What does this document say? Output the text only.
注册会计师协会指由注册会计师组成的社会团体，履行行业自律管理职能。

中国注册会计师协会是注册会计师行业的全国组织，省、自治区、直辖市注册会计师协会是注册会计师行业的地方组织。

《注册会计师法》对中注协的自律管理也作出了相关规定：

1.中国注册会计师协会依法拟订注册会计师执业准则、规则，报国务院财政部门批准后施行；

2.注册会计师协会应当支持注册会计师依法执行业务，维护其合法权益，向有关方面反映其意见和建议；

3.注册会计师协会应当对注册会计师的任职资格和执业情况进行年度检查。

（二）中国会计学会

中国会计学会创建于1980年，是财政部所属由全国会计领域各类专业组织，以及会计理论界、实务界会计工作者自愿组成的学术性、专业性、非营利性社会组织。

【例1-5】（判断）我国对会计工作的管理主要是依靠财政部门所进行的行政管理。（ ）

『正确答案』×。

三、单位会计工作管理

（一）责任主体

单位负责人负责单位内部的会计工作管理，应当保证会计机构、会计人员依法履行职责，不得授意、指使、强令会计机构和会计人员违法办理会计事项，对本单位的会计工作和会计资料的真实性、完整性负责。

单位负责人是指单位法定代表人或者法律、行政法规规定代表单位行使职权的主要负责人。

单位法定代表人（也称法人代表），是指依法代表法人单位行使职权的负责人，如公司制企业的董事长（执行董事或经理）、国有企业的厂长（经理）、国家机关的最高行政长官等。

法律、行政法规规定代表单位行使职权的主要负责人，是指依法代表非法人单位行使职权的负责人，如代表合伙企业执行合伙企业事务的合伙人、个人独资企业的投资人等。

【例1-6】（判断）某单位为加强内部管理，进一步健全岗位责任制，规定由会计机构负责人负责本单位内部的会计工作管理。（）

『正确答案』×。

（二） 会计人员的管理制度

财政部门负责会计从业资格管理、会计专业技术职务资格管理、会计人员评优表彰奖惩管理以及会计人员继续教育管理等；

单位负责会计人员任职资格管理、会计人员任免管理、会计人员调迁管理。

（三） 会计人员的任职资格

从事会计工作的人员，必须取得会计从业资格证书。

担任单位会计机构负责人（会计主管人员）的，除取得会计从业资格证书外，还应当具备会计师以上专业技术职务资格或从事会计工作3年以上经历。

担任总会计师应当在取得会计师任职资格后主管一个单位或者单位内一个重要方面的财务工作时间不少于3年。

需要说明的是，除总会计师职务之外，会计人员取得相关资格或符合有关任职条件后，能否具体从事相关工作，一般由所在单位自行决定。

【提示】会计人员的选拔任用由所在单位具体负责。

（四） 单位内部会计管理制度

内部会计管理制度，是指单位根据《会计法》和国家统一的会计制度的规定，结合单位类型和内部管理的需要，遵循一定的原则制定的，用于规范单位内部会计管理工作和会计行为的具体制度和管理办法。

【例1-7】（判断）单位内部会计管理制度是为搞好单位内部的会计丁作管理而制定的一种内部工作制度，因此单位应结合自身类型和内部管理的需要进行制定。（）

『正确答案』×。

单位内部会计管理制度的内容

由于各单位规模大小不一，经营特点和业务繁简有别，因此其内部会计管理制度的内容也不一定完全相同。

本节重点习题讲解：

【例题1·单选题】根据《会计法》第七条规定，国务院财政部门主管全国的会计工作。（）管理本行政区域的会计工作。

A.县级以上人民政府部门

^^^^

Write out the material exactly as given.

What does this document say? Output the text only.
注册会计师协会指由注册会计师组成的社会团体，履行行业自律管理职能。

中国注册会计师协会是注册会计师行业的全国组织，省、自治区、直辖市注册会计师协会是注册会计师行业的地方组织。

《注册会计师法》对中注协的自律管理也作出了相关规定：

1.中国注册会计师协会依法拟订注册会计师执业准则、规则，报国务院财政部门批准后施行；

2.注册会计师协会应当支持注册会计师依法执行业务，维护其合法权益，向有关方面反映其意见和建议；

3.注册会计师协会应当对注册会计师的任职资格和执业情况进行年度检查。

（二）中国会计学会

中国会计学会创建于1980年，是财政部所属由全国会计领域各类专业组织，以及会计理论界、实务界会计工作者自愿组成的学术性、专业性、非营利性社会组织。

【例1-5】（判断）我国对会计工作的管理主要是依靠财政部门所进行的行政管理。（ ）

『正确答案』×。

三、单位会计工作管理

（一）责任主体

单位负责人负责单位内部的会计工作管理，应当保证会计机构、会计人员依法履行职责，不得授意、指使、强令会计机构和会计人员违法办理会计事项，对本单位的会计工作和会计资料的真实性、完整性负责。

单位负责人是指单位法定代表人或者法律、行政法规规定代表单位行使职权的主要负责人。

单位法定代表人（也称法人代表），是指依法代表法人单位行使职权的负责人，如公司制企业的董事长（执行董事或经理）、国有企业的厂长（经理）、国家机关的最高行政长官等。

法律、行政法规规定代表单位行使职权的主要负责人，是指依法代表非法人单位行使职权的负责人，如代表合伙企业执行合伙企业事务的合伙人、个人独资企业的投资人等。

【例1-6】（判断）某单位为加强内部管理，进一步健全岗位责任制，规定由会计机构负责人负责本单位内部的会计工作管理。（）

『正确答案』×。

（二） 会计人员的管理制度

财政部门负责会计从业资格管理、会计专业技术职务资格管理、会计人员评优表彰奖惩管理以及会计人员继续教育管理等；

单位负责会计人员任职资格管理、会计人员任免管理、会计人员调迁管理。

（三） 会计人员的任职资格

从事会计工作的人员，必须取得会计从业资格证书。

担任单位会计机构负责人（会计主管人员）的，除取得会计从业资格证书外，还应当具备会计师以上专业技术职务资格或从事会计工作3年以上经历。

担任总会计师应当在取得会计师任职资格后主管一个单位或者单位内一个重要方面的财务工作时间不少于3年。

需要说明的是，除总会计师职务之外，会计人员取得相关资格或符合有关任职条件后，能否具体从事相关工作，一般由所在单位自行决定。

【提示】会计人员的选拔任用由所在单位具体负责。

（四） 单位内部会计管理制度

内部会计管理制度，是指单位根据《会计法》和国家统一的会计制度的规定，结合单位类型和内部管理的需要，遵循一定的原则制定的，用于规范单位内部会计管理工作和会计行为的具体制度和管理办法。

【例1-7】（判断）单位内部会计管理制度是为搞好单位内部的会计丁作管理而制定的一种内部工作制度，因此单位应结合自身类型和内部管理的需要进行制定。（）

『正确答案』×。

单位内部会计管理制度的内容

由于各单位规模大小不一，经营特点和业务繁简有别，因此其内部会计管理制度的内容也不一定完全相同。

本节重点习题讲解：

【例题1·单选题】根据《会计法》第七条规定，国务院财政部门主管全国的会计工作。（）管理本行政区域的会计工作。

A.县级以上人民政府部门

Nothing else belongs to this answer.